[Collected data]
──────
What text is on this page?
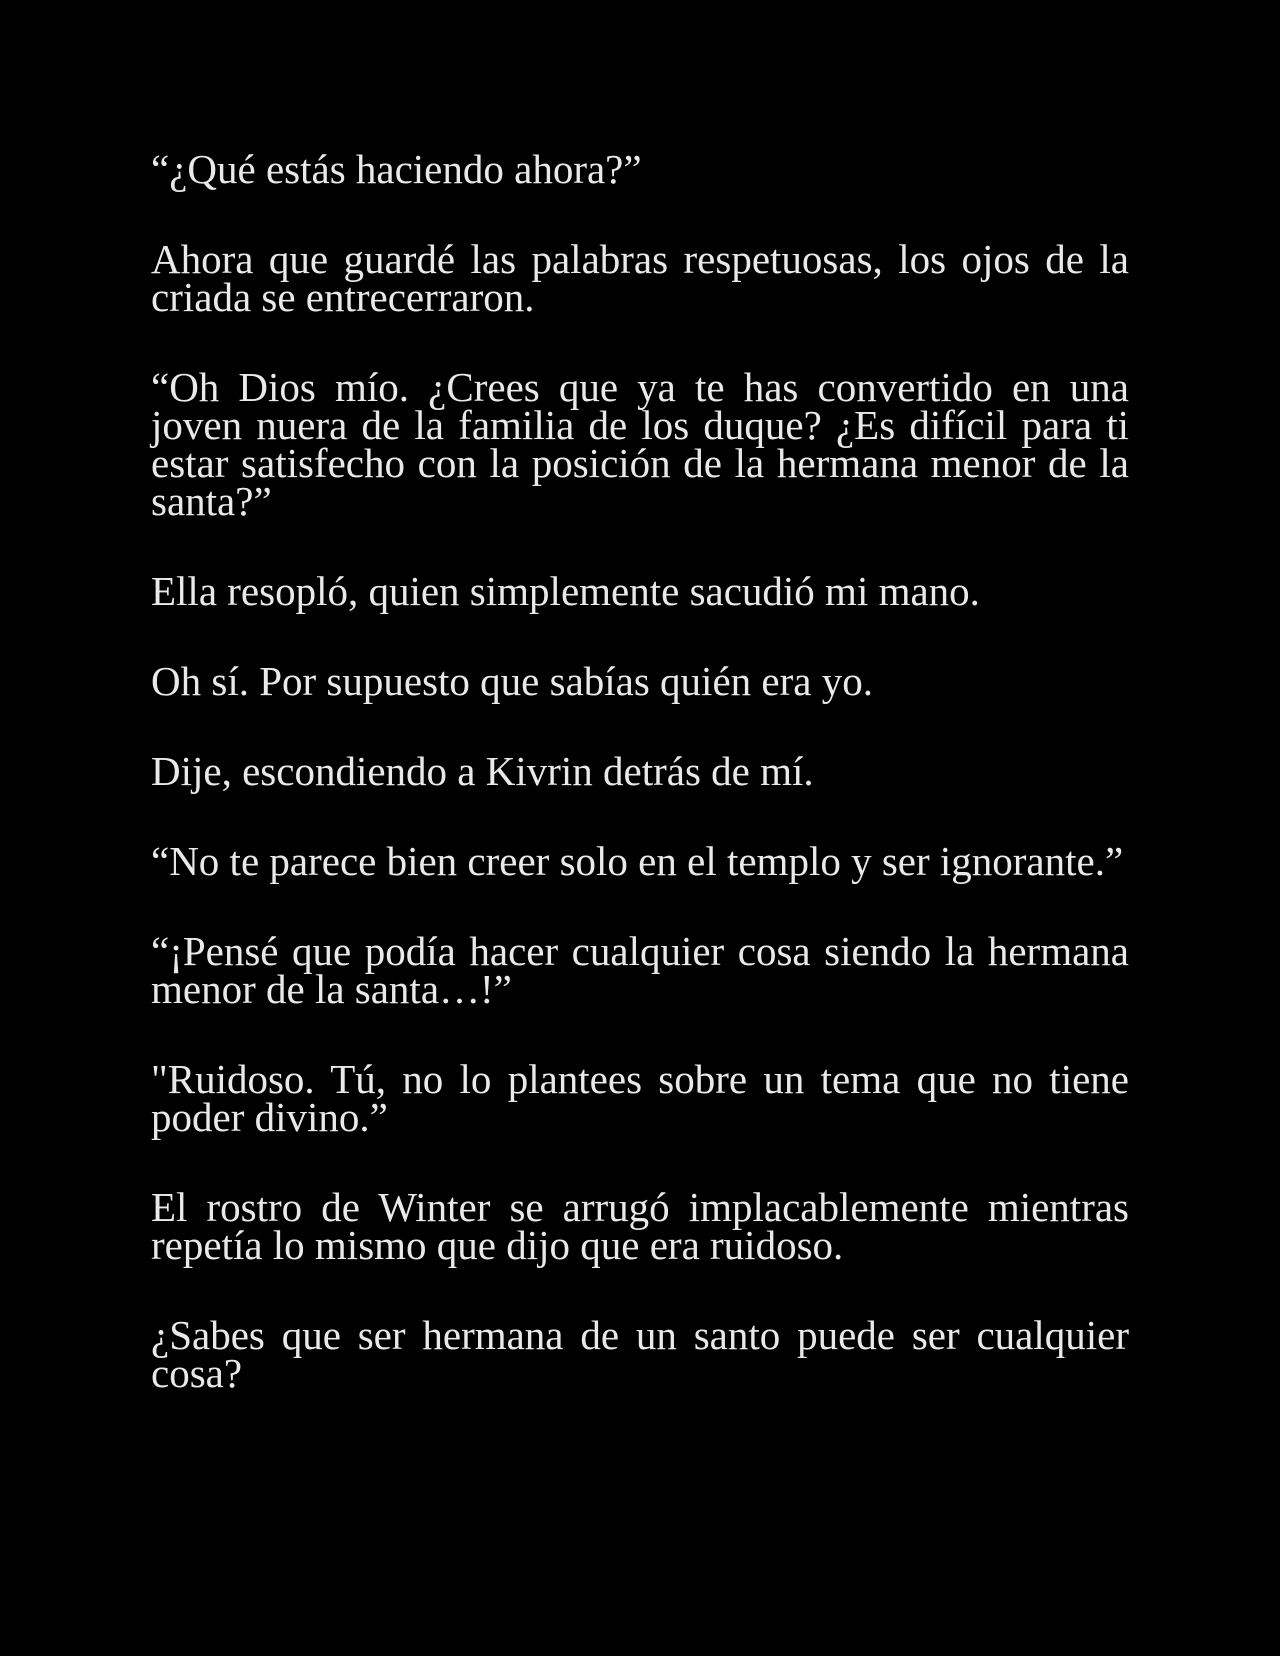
“¿Qué estás haciendo ahora?”

Ahora que guardé las palabras respetuosas, los ojos de la criada se entrecerraron.

“Oh Dios mío. ¿Crees que ya te has convertido en una joven nuera de la familia de los duque? ¿Es difícil para ti estar satisfecho con la posición de la hermana menor de la santa?”

Ella resopló, quien simplemente sacudió mi mano.

Oh sí. Por supuesto que sabías quién era yo.

Dije, escondiendo a Kivrin detrás de mí.

“No te parece bien creer solo en el templo y ser ignorante.”

“¡Pensé que podía hacer cualquier cosa siendo la hermana menor de la santa…!”

"Ruidoso. Tú, no lo plantees sobre un tema que no tiene poder divino.”

El rostro de Winter se arrugó implacablemente mientras repetía lo mismo que dijo que era ruidoso.

¿Sabes que ser hermana de un santo puede ser cualquier cosa?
──────
GIVEN INSTRUCTION: Omit the pictures and reproduce the listing exactly.

TASK RESULT:
What text is on this page?
“¿Qué estás haciendo ahora?”

Ahora que guardé las palabras respetuosas, los ojos de la criada se entrecerraron.

“Oh Dios mío. ¿Crees que ya te has convertido en una joven nuera de la familia de los duque? ¿Es difícil para ti estar satisfecho con la posición de la hermana menor de la santa?”

Ella resopló, quien simplemente sacudió mi mano.

Oh sí. Por supuesto que sabías quién era yo.

Dije, escondiendo a Kivrin detrás de mí.

“No te parece bien creer solo en el templo y ser ignorante.”

“¡Pensé que podía hacer cualquier cosa siendo la hermana menor de la santa…!”

"Ruidoso. Tú, no lo plantees sobre un tema que no tiene poder divino.”

El rostro de Winter se arrugó implacablemente mientras repetía lo mismo que dijo que era ruidoso.

¿Sabes que ser hermana de un santo puede ser cualquier cosa?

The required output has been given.